* SET TASK
Set down all of the data exactly as it appears.

* TASK MATERIAL
□ □ □ □ □
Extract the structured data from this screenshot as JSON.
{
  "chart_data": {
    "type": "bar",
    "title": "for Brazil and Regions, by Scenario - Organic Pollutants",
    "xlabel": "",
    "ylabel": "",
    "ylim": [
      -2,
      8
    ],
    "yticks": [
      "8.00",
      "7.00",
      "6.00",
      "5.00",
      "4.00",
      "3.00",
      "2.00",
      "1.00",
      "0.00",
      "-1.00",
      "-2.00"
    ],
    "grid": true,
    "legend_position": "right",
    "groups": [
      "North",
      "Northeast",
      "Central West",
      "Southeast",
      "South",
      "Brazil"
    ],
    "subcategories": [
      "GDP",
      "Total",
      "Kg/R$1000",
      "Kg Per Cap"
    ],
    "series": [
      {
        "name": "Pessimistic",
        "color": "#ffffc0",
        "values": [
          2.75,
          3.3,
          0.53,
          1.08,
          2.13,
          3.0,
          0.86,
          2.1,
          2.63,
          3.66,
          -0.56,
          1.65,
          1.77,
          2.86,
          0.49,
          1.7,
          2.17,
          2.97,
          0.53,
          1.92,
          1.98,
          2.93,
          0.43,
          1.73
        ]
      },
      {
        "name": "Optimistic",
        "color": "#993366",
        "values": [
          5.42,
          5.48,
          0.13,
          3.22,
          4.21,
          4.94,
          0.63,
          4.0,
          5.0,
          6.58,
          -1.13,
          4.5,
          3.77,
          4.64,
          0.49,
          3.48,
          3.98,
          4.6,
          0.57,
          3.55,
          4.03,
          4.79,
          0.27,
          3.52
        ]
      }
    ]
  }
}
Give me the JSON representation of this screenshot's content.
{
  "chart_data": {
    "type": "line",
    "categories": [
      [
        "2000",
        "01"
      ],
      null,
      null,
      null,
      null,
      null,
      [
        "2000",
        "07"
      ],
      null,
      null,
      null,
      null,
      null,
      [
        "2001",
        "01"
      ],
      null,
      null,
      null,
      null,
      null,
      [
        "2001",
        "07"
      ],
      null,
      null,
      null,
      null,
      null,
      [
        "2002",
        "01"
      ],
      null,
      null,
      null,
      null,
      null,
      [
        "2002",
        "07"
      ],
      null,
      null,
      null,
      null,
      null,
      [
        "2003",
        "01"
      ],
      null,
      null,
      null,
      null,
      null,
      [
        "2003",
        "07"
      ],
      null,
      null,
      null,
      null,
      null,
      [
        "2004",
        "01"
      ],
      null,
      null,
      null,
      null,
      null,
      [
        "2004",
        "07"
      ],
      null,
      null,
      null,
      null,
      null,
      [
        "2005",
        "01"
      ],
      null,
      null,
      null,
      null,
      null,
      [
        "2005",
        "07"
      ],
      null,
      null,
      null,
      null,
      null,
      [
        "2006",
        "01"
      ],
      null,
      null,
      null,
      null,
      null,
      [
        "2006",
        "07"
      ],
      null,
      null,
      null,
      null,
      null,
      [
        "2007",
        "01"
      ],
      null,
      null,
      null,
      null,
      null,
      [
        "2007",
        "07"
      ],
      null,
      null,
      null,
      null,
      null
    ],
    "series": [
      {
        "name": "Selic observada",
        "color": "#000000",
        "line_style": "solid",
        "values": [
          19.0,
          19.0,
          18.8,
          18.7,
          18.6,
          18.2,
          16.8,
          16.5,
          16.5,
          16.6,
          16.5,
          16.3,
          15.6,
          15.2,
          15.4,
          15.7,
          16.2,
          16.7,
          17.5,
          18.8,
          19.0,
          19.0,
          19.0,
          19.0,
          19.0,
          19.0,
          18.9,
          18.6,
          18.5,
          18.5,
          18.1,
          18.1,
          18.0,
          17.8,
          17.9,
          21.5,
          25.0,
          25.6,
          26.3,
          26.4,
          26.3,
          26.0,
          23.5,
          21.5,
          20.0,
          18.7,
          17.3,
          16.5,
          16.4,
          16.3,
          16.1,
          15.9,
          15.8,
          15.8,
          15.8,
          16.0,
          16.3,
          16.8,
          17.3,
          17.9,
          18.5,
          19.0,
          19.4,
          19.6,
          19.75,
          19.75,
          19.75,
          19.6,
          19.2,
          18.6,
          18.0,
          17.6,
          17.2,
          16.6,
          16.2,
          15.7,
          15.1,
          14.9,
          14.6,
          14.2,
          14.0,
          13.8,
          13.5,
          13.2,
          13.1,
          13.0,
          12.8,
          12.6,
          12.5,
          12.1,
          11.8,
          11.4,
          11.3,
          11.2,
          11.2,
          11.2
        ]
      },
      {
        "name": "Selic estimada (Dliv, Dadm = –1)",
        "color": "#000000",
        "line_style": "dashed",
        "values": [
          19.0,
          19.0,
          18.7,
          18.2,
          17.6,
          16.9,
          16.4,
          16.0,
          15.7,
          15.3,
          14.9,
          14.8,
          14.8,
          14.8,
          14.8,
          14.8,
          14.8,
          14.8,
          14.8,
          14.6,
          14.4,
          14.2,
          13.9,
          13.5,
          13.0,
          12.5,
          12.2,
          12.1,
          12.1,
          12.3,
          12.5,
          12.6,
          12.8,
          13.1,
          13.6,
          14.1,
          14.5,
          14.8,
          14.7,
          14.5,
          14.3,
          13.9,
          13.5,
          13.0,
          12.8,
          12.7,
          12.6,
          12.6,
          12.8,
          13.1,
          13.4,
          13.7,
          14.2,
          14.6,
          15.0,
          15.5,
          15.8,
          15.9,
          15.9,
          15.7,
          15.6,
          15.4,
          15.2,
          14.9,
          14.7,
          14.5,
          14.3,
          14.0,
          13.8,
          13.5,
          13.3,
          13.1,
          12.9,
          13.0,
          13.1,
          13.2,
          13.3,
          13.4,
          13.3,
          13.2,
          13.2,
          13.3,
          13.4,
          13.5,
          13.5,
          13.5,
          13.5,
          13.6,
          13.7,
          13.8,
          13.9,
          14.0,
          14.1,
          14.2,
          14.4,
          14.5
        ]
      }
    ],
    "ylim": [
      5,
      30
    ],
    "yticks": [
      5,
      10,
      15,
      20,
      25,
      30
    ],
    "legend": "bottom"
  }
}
□ □ □ □ □
* WRITTEN RESPONSE
Extract the structured data from this screenshot as JSON.
{
  "chart_data": {
    "type": "bar",
    "title": "for Brazil and Regions, by Scenario - Organic Pollutants",
    "xlabel": "",
    "ylabel": "",
    "ylim": [
      -2,
      8
    ],
    "yticks": [
      "8.00",
      "7.00",
      "6.00",
      "5.00",
      "4.00",
      "3.00",
      "2.00",
      "1.00",
      "0.00",
      "-1.00",
      "-2.00"
    ],
    "grid": true,
    "legend_position": "right",
    "groups": [
      "North",
      "Northeast",
      "Central West",
      "Southeast",
      "South",
      "Brazil"
    ],
    "subcategories": [
      "GDP",
      "Total",
      "Kg/R$1000",
      "Kg Per Cap"
    ],
    "series": [
      {
        "name": "Pessimistic",
        "color": "#ffffc0",
        "values": [
          2.75,
          3.3,
          0.53,
          1.08,
          2.13,
          3.0,
          0.86,
          2.1,
          2.63,
          3.66,
          -0.56,
          1.65,
          1.77,
          2.86,
          0.49,
          1.7,
          2.17,
          2.97,
          0.53,
          1.92,
          1.98,
          2.93,
          0.43,
          1.73
        ]
      },
      {
        "name": "Optimistic",
        "color": "#993366",
        "values": [
          5.42,
          5.48,
          0.13,
          3.22,
          4.21,
          4.94,
          0.63,
          4.0,
          5.0,
          6.58,
          -1.13,
          4.5,
          3.77,
          4.64,
          0.49,
          3.48,
          3.98,
          4.6,
          0.57,
          3.55,
          4.03,
          4.79,
          0.27,
          3.52
        ]
      }
    ]
  }
}
Give me the JSON representation of this screenshot's content.
{
  "chart_data": {
    "type": "line",
    "categories": [
      [
        "2000",
        "01"
      ],
      null,
      null,
      null,
      null,
      null,
      [
        "2000",
        "07"
      ],
      null,
      null,
      null,
      null,
      null,
      [
        "2001",
        "01"
      ],
      null,
      null,
      null,
      null,
      null,
      [
        "2001",
        "07"
      ],
      null,
      null,
      null,
      null,
      null,
      [
        "2002",
        "01"
      ],
      null,
      null,
      null,
      null,
      null,
      [
        "2002",
        "07"
      ],
      null,
      null,
      null,
      null,
      null,
      [
        "2003",
        "01"
      ],
      null,
      null,
      null,
      null,
      null,
      [
        "2003",
        "07"
      ],
      null,
      null,
      null,
      null,
      null,
      [
        "2004",
        "01"
      ],
      null,
      null,
      null,
      null,
      null,
      [
        "2004",
        "07"
      ],
      null,
      null,
      null,
      null,
      null,
      [
        "2005",
        "01"
      ],
      null,
      null,
      null,
      null,
      null,
      [
        "2005",
        "07"
      ],
      null,
      null,
      null,
      null,
      null,
      [
        "2006",
        "01"
      ],
      null,
      null,
      null,
      null,
      null,
      [
        "2006",
        "07"
      ],
      null,
      null,
      null,
      null,
      null,
      [
        "2007",
        "01"
      ],
      null,
      null,
      null,
      null,
      null,
      [
        "2007",
        "07"
      ],
      null,
      null,
      null,
      null,
      null
    ],
    "series": [
      {
        "name": "Selic observada",
        "color": "#000000",
        "line_style": "solid",
        "values": [
          19.0,
          19.0,
          18.8,
          18.7,
          18.6,
          18.2,
          16.8,
          16.5,
          16.5,
          16.6,
          16.5,
          16.3,
          15.6,
          15.2,
          15.4,
          15.7,
          16.2,
          16.7,
          17.5,
          18.8,
          19.0,
          19.0,
          19.0,
          19.0,
          19.0,
          19.0,
          18.9,
          18.6,
          18.5,
          18.5,
          18.1,
          18.1,
          18.0,
          17.8,
          17.9,
          21.5,
          25.0,
          25.6,
          26.3,
          26.4,
          26.3,
          26.0,
          23.5,
          21.5,
          20.0,
          18.7,
          17.3,
          16.5,
          16.4,
          16.3,
          16.1,
          15.9,
          15.8,
          15.8,
          15.8,
          16.0,
          16.3,
          16.8,
          17.3,
          17.9,
          18.5,
          19.0,
          19.4,
          19.6,
          19.75,
          19.75,
          19.75,
          19.6,
          19.2,
          18.6,
          18.0,
          17.6,
          17.2,
          16.6,
          16.2,
          15.7,
          15.1,
          14.9,
          14.6,
          14.2,
          14.0,
          13.8,
          13.5,
          13.2,
          13.1,
          13.0,
          12.8,
          12.6,
          12.5,
          12.1,
          11.8,
          11.4,
          11.3,
          11.2,
          11.2,
          11.2
        ]
      },
      {
        "name": "Selic estimada (Dliv, Dadm = –1)",
        "color": "#000000",
        "line_style": "dashed",
        "values": [
          19.0,
          19.0,
          18.7,
          18.2,
          17.6,
          16.9,
          16.4,
          16.0,
          15.7,
          15.3,
          14.9,
          14.8,
          14.8,
          14.8,
          14.8,
          14.8,
          14.8,
          14.8,
          14.8,
          14.6,
          14.4,
          14.2,
          13.9,
          13.5,
          13.0,
          12.5,
          12.2,
          12.1,
          12.1,
          12.3,
          12.5,
          12.6,
          12.8,
          13.1,
          13.6,
          14.1,
          14.5,
          14.8,
          14.7,
          14.5,
          14.3,
          13.9,
          13.5,
          13.0,
          12.8,
          12.7,
          12.6,
          12.6,
          12.8,
          13.1,
          13.4,
          13.7,
          14.2,
          14.6,
          15.0,
          15.5,
          15.8,
          15.9,
          15.9,
          15.7,
          15.6,
          15.4,
          15.2,
          14.9,
          14.7,
          14.5,
          14.3,
          14.0,
          13.8,
          13.5,
          13.3,
          13.1,
          12.9,
          13.0,
          13.1,
          13.2,
          13.3,
          13.4,
          13.3,
          13.2,
          13.2,
          13.3,
          13.4,
          13.5,
          13.5,
          13.5,
          13.5,
          13.6,
          13.7,
          13.8,
          13.9,
          14.0,
          14.1,
          14.2,
          14.4,
          14.5
        ]
      }
    ],
    "ylim": [
      5,
      30
    ],
    "yticks": [
      5,
      10,
      15,
      20,
      25,
      30
    ],
    "legend": "bottom"
  }
}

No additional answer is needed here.